▶ **Request**
Reproduce every line of the listing as written, apart from the pictures.

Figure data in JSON
-- start --
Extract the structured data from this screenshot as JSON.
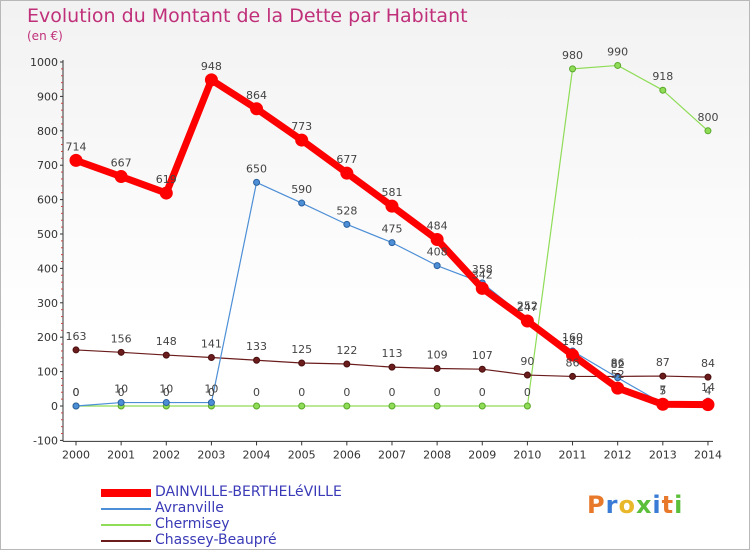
{
  "header": {
    "title": "Evolution du Montant de la Dette par Habitant",
    "unit": "(en €)"
  },
  "logo": {
    "text": "Proxiti"
  },
  "chart_data": {
    "type": "line",
    "title": "Evolution du Montant de la Dette par Habitant",
    "ylabel": "(en €)",
    "xlabel": "",
    "ylim": [
      -100,
      1000
    ],
    "grid": false,
    "legend_position": "bottom-left",
    "y_ticks": [
      -100,
      0,
      100,
      200,
      300,
      400,
      500,
      600,
      700,
      800,
      900,
      1000
    ],
    "categories": [
      "2000",
      "2001",
      "2002",
      "2003",
      "2004",
      "2005",
      "2006",
      "2007",
      "2008",
      "2009",
      "2010",
      "2011",
      "2012",
      "2013",
      "2014"
    ],
    "series": [
      {
        "name": "DAINVILLE-BERTHELéVILLE",
        "color": "#ff0000",
        "values": [
          714,
          667,
          619,
          948,
          864,
          773,
          677,
          581,
          484,
          342,
          247,
          148,
          52,
          5,
          4
        ]
      },
      {
        "name": "Avranville",
        "color": "#4d8fd6",
        "values": [
          0,
          10,
          10,
          10,
          650,
          590,
          528,
          475,
          408,
          358,
          252,
          160,
          82,
          7,
          14
        ]
      },
      {
        "name": "Chermisey",
        "color": "#8fdc57",
        "values": [
          0,
          0,
          0,
          0,
          0,
          0,
          0,
          0,
          0,
          0,
          0,
          980,
          990,
          918,
          800
        ]
      },
      {
        "name": "Chassey-Beaupré",
        "color": "#6b1c1c",
        "values": [
          163,
          156,
          148,
          141,
          133,
          125,
          122,
          113,
          109,
          107,
          90,
          86,
          86,
          87,
          84
        ]
      }
    ],
    "data_labels": [
      [
        "714",
        "667",
        "619",
        "948",
        "864",
        "773",
        "677",
        "581",
        "484",
        "342",
        "247",
        "148",
        "52",
        "5",
        "4"
      ],
      [
        "0",
        "10",
        "10",
        "10",
        "650",
        "590",
        "528",
        "475",
        "408",
        "358",
        "252",
        "160",
        "82",
        "7",
        "14"
      ],
      [
        "0",
        "0",
        "0",
        "0",
        "0",
        "0",
        "0",
        "0",
        "0",
        "0",
        "0",
        "980",
        "990",
        "918",
        "800"
      ],
      [
        "163",
        "156",
        "148",
        "141",
        "133",
        "125",
        "122",
        "113",
        "109",
        "107",
        "90",
        "86",
        "86",
        "87",
        "84"
      ]
    ]
  }
}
-- end --
▶ **Written response**
Extract the structured data from this screenshot as JSON.
{
  "header": {
    "title": "Evolution du Montant de la Dette par Habitant",
    "unit": "(en €)"
  },
  "logo": {
    "text": "Proxiti"
  },
  "chart_data": {
    "type": "line",
    "title": "Evolution du Montant de la Dette par Habitant",
    "ylabel": "(en €)",
    "xlabel": "",
    "ylim": [
      -100,
      1000
    ],
    "grid": false,
    "legend_position": "bottom-left",
    "y_ticks": [
      -100,
      0,
      100,
      200,
      300,
      400,
      500,
      600,
      700,
      800,
      900,
      1000
    ],
    "categories": [
      "2000",
      "2001",
      "2002",
      "2003",
      "2004",
      "2005",
      "2006",
      "2007",
      "2008",
      "2009",
      "2010",
      "2011",
      "2012",
      "2013",
      "2014"
    ],
    "series": [
      {
        "name": "DAINVILLE-BERTHELéVILLE",
        "color": "#ff0000",
        "values": [
          714,
          667,
          619,
          948,
          864,
          773,
          677,
          581,
          484,
          342,
          247,
          148,
          52,
          5,
          4
        ]
      },
      {
        "name": "Avranville",
        "color": "#4d8fd6",
        "values": [
          0,
          10,
          10,
          10,
          650,
          590,
          528,
          475,
          408,
          358,
          252,
          160,
          82,
          7,
          14
        ]
      },
      {
        "name": "Chermisey",
        "color": "#8fdc57",
        "values": [
          0,
          0,
          0,
          0,
          0,
          0,
          0,
          0,
          0,
          0,
          0,
          980,
          990,
          918,
          800
        ]
      },
      {
        "name": "Chassey-Beaupré",
        "color": "#6b1c1c",
        "values": [
          163,
          156,
          148,
          141,
          133,
          125,
          122,
          113,
          109,
          107,
          90,
          86,
          86,
          87,
          84
        ]
      }
    ],
    "data_labels": [
      [
        "714",
        "667",
        "619",
        "948",
        "864",
        "773",
        "677",
        "581",
        "484",
        "342",
        "247",
        "148",
        "52",
        "5",
        "4"
      ],
      [
        "0",
        "10",
        "10",
        "10",
        "650",
        "590",
        "528",
        "475",
        "408",
        "358",
        "252",
        "160",
        "82",
        "7",
        "14"
      ],
      [
        "0",
        "0",
        "0",
        "0",
        "0",
        "0",
        "0",
        "0",
        "0",
        "0",
        "0",
        "980",
        "990",
        "918",
        "800"
      ],
      [
        "163",
        "156",
        "148",
        "141",
        "133",
        "125",
        "122",
        "113",
        "109",
        "107",
        "90",
        "86",
        "86",
        "87",
        "84"
      ]
    ]
  }
}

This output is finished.